A Year and a Half In: What Retirement Actually Looks Like When You Finally Do It Right
- Debrahn

- 3 days ago
- 3 min read
Everyone has an opinion about retirement.
You'll be bored. You'll miss the structure. You won't know what to do with yourself. You need a plan, a purpose, a five-year goal, and a color-coded calendar, or the whole thing falls apart.
I listened to all of that advice. And then I went home, put on my pajamas, and picked up my crochet hook.

The First Year Nobody Talks About
I spent seventeen years in corporate America. Seventeen years of 7 AM mornings, RFP deadlines, conference calls, and the particular exhaustion that comes from being an introvert who spends her days surrounded by people and agendas and noise.
Before that, I had spent twenty-five years as a wife and mom — homeschooling my children, raising a family, living on a schedule that was full but felt like mine. I could vacation when I wanted. I could decide what the day looked like. There was a freedom in that season that I didn't fully appreciate until I traded it in for a corporate badge and a parking spot.
I learned a tremendous amount in those seventeen years. I genuinely did. But it was never the life I was dreaming about.
§ §
* [GOAL]:
Reproduce word for word the part of the retirement post between "A Year and a" and "agendas and noise.", inclusive.
§ §
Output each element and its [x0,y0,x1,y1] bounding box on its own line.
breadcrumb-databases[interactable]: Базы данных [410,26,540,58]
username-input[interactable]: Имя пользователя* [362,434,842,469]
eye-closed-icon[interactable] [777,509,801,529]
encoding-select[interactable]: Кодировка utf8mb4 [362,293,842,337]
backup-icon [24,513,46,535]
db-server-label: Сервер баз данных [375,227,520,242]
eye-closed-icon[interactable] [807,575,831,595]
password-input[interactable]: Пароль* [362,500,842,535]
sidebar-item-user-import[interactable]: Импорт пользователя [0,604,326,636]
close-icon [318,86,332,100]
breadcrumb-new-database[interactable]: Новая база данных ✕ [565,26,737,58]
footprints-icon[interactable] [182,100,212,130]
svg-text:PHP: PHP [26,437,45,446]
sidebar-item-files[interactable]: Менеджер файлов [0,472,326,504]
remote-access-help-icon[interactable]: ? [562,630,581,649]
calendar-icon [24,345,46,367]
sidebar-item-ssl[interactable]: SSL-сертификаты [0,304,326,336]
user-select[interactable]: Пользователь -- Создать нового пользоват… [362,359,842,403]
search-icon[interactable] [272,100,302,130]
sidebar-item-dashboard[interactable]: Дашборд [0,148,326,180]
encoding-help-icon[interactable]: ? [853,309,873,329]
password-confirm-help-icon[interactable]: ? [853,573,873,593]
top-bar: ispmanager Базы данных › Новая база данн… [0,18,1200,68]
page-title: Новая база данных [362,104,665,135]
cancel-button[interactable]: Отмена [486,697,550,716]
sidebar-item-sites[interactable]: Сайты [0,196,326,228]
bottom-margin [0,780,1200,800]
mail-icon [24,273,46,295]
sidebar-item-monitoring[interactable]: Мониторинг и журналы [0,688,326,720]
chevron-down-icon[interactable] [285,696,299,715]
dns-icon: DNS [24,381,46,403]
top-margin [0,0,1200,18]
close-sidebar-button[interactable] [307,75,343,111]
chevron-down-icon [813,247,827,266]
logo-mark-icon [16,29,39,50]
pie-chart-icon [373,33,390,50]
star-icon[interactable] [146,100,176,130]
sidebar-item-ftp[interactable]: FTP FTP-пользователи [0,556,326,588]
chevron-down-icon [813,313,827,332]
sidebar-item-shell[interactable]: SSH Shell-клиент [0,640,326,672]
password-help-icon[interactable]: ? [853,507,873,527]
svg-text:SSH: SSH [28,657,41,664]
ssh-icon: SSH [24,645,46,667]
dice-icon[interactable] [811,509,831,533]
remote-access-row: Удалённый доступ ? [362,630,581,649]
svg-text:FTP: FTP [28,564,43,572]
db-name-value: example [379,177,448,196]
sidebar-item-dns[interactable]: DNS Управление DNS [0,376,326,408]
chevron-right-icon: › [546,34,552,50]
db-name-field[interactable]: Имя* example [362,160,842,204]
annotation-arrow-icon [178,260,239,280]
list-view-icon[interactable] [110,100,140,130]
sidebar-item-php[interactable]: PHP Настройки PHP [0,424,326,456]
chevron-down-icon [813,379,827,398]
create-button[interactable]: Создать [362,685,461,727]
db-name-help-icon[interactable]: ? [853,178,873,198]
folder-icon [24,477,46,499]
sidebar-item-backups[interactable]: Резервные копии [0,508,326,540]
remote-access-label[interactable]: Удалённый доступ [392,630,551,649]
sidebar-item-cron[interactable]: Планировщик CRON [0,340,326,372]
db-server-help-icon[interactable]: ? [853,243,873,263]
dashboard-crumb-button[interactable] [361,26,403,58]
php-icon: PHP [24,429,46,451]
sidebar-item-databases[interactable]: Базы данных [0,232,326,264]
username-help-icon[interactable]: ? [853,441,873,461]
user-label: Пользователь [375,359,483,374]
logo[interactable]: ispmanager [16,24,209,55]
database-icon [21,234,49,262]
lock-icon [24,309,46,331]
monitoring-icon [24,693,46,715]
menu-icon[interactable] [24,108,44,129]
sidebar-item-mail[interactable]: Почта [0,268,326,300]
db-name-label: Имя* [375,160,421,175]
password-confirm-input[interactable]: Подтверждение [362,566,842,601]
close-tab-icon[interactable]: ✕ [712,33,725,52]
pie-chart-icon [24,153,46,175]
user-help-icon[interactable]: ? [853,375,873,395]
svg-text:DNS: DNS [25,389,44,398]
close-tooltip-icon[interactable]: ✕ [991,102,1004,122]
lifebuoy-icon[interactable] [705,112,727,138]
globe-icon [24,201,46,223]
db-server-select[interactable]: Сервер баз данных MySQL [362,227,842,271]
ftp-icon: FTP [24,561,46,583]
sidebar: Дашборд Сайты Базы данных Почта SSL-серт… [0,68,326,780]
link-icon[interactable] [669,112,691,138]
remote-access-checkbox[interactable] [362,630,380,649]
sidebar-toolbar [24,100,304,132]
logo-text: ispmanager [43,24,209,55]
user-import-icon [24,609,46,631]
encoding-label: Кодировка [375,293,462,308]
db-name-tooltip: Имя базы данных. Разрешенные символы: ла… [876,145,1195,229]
§ §
* [THE ANSWER]:
A Year and a Half In: What Retirement Actually Looks Like When You Finally Do It Right
- Debrahn

- 3 days ago
- 3 min read
Everyone has an opinion about retirement.
You'll be bored. You'll miss the structure. You won't know what to do with yourself. You need a plan, a purpose, a five-year goal, and a color-coded calendar, or the whole thing falls apart.
I listened to all of that advice. And then I went home, put on my pajamas, and picked up my crochet hook.

The First Year Nobody Talks About
I spent seventeen years in corporate America. Seventeen years of 7 AM mornings, RFP deadlines, conference calls, and the particular exhaustion that comes from being an introvert who spends her days surrounded by people and agendas and noise.